# Sezione del documento
· · · · · · ·

Gare di scialpinismo

•2006 e 2008: Due volte Campionessa Italiana

•2007: Vincitrice Pierra Menta

•2008: Campionessa del Mondo (under 23)

Alpinismo d’alta quota

•2009: Island Peak (6.189 m)

•2010: La donna più giovane sul Lhotse (23 anni), con ossigeno

•2010: Cho Oyu (8.210 m), senza vetta

•2011: Khan Tengri (7.010 m)

•2012: Muztgah Ata (7.546 m)

•2012: Broad Peak (8.047 m), senza vetta

•2013: Pik Lenin (7.134 m)

•2014: K2 (8.611 m), senza ossigeno

•2015: Tenta la salita invernale del Manaslu (8163 m) con Simone Moro. Apertura di una nuova via in stile alpino sulla parete nord dell’Island Peak (6.182 m) e prima salita del Kang Lemo Central (6.100 m)

•2016: Nanga Parbat (8.126), invernale, senza vetta

•2017: Kangchenjunga (8.586m), senza vetta

Libri

Tamara Lunger, Io, gli ottomila e la felicità. I miei sogni, tra amore per la montagna e sfida con me stessa, Rizzoli, 2017

Tamara Lunger, Il richiamo del K2. La dura lezione della montagna, Rizzoli, 2021.

Intervista

Il tuo con l’alpinismo è stato un colpo di fulmine o la passione è nata pian piano?

Sono cresciuta in mezzo alla natura e quindi la natura è sempre stata importante per me. Poi, quando con la famiglia abbiamo avuto in gestione il rifugio in valle Isarco, quando avevo 12 anni, io lì mi sono proprio innamorata delle montagne e ho deciso  che volevo fare qualcosa in montagna. E sono diventata alpinista.

I tuoi genitori come hanno preso la tua scelta di fare l’alpinista?

Siccome è stata una cosa che è nata pian piano, perché prima ho fatto delle gare di sci alpinismo e per loro non era poi una cosa così drammatica, e poi anche il mio papà era uno sci alpinista e uno scalatore e quindi mi hanno sempre sostenuta in ogni mia scelta, in ogni mia decisione e mi hanno sempre detto che se questo mi rendeva felice, allora era bene che lo facessi.

Chi sono stati i tuoi alpinisti di riferimento, i tuoi idoli?

All’inizio era Gerlinde Kaltenbrunner. Lei aveva fatto il primo ottomila che aveva 23 anni, però poi ho capito che io non dovevo diventare come qualcuno, io dovevo dare il meglio di me e non voler essere come qualcun altro. Poi ovviamente la leggerezza del mio papà nelle gare di sci alpinista mi ha sempre affascinato tanto e volevo essere come lui, perché lui per me era una forza della natura e ancora lo è  perché con i suoi 60 anni è ancora super in forma.

· · · · · · ·

# Dati
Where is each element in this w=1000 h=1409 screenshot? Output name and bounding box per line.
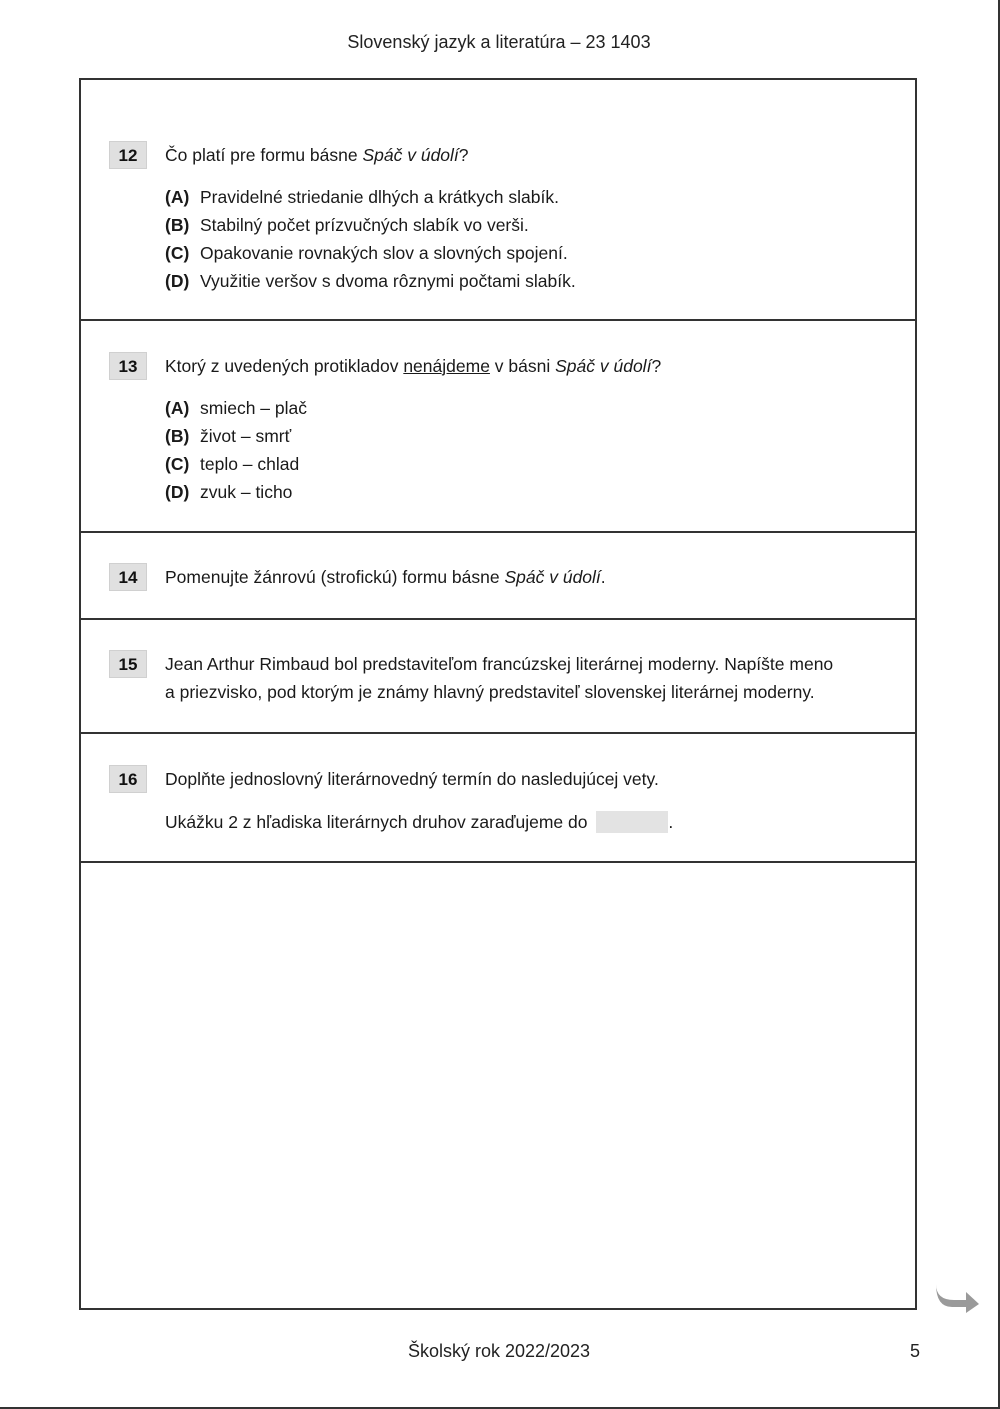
option-b[interactable] <box>165 211 875 239</box>
question-number: 13 <box>109 352 147 380</box>
option-a[interactable] <box>165 183 875 211</box>
option-text: Využitie veršov s dvoma rôznymi počtami slabík. <box>200 271 576 291</box>
option-letter: (A) <box>165 187 190 207</box>
emphasized-word: nenájdeme <box>403 356 490 376</box>
page-number: 5 <box>909 1341 920 1361</box>
poem-title: Spáč v údolí <box>362 145 459 165</box>
fill-in-sentence: Ukážku 2 z hľadiska literárnych druhov zaraďujeme do . <box>165 812 674 832</box>
option-d[interactable] <box>165 267 875 295</box>
question-number: 16 <box>109 765 147 793</box>
poem-title: Spáč v údolí <box>504 567 601 587</box>
question-text: Ktorý z uvedených protikladov nenájdeme v básni Spáč v údolí? <box>165 356 662 376</box>
question-13 <box>81 321 915 533</box>
option-letter: (B) <box>165 426 190 446</box>
answer-blank[interactable] <box>596 811 668 833</box>
option-text: zvuk – ticho <box>200 482 293 502</box>
option-a[interactable] <box>165 394 875 422</box>
answer-options <box>165 394 875 506</box>
option-letter: (C) <box>165 243 190 263</box>
question-text-line: Jean Arthur Rimbaud bol predstaviteľom francúzskej literárnej moderny. Napíšte meno <box>165 654 834 674</box>
question-text <box>165 650 875 706</box>
option-text: život – smrť <box>200 426 292 446</box>
question-14 <box>81 533 915 620</box>
page-header: Slovenský jazyk a literatúra – 23 1403 <box>347 32 651 52</box>
option-c[interactable] <box>165 239 875 267</box>
option-text: Stabilný počet prízvučných slabík vo verši. <box>200 215 529 235</box>
option-letter: (A) <box>165 398 190 418</box>
question-12 <box>81 80 915 321</box>
option-d[interactable] <box>165 478 875 506</box>
question-number: 15 <box>109 650 147 678</box>
question-text-line: a priezvisko, pod ktorým je známy hlavný predstaviteľ slovenskej literárnej moderny. <box>165 682 815 702</box>
option-letter: (D) <box>165 482 190 502</box>
answer-options <box>165 183 875 295</box>
footer-school-year: Školský rok 2022/2023 <box>407 1341 591 1361</box>
option-text: teplo – chlad <box>200 454 300 474</box>
option-c[interactable] <box>165 450 875 478</box>
option-text: Pravidelné striedanie dlhých a krátkych slabík. <box>200 187 559 207</box>
poem-title: Spáč v údolí <box>555 356 652 376</box>
arrow-turn-right-icon <box>932 1280 982 1314</box>
option-text: smiech – plač <box>200 398 307 418</box>
question-frame <box>79 78 917 1310</box>
question-text: Doplňte jednoslovný literárnovedný termín do nasledujúcej vety. <box>165 769 659 789</box>
question-16 <box>81 734 915 863</box>
option-letter: (D) <box>165 271 190 291</box>
option-b[interactable] <box>165 422 875 450</box>
question-text: Čo platí pre formu básne Spáč v údolí? <box>165 145 469 165</box>
option-letter: (B) <box>165 215 190 235</box>
question-15 <box>81 620 915 734</box>
option-letter: (C) <box>165 454 190 474</box>
question-text: Pomenujte žánrovú (strofickú) formu básne Spáč v údolí. <box>165 567 606 587</box>
option-text: Opakovanie rovnakých slov a slovných spojení. <box>200 243 568 263</box>
question-number: 14 <box>109 563 147 591</box>
question-number: 12 <box>109 141 147 169</box>
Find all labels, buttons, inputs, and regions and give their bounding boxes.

· · · · · · ·

# Completa quanto segue
A) Elenca tutte le montagne che il testo su Tamara Lunger segna con la dicitura "senza vetta".
B) Disponi in una tabella Markdown con le colonne «Riga» e «Contenuto» le righe dei dati: parti da quella che contiene "option-b[interactable] <box>165 211" e fermati dopo quella che contiene "fill-in-sentence: Ukážku 2".
Il testo e i dati non hanno alcun legame tra loro.

# Soluzioni degli esercizi
A) Cho Oyu, Broad Peak, Nanga Parbat, Kangchenjunga

B)
| Riga | Contenuto |
|---|---|
| 1 | option-b[interactable] <box>165 211 875 239</box> |
| 2 | question-number: 13 <box>109 352 147 380</box> |
| 3 | option-a[interactable] <box>165 183 875 211</box> |
| 4 | option-text: Využitie veršov s dvoma rôznymi počtami slabík. <box>200 271 576 291</box> |
| 5 | option-letter: (A) <box>165 187 190 207</box> |
| 6 | emphasized-word: nenájdeme <box>403 356 490 376</box> |
| 7 | page-number: 5 <box>909 1341 920 1361</box> |
| 8 | poem-title: Spáč v údolí <box>362 145 459 165</box> |
| 9 | fill-in-sentence: Ukážku 2 z hľadiska literárnych druhov zaraďujeme do . <box>165 812 674 832</box> |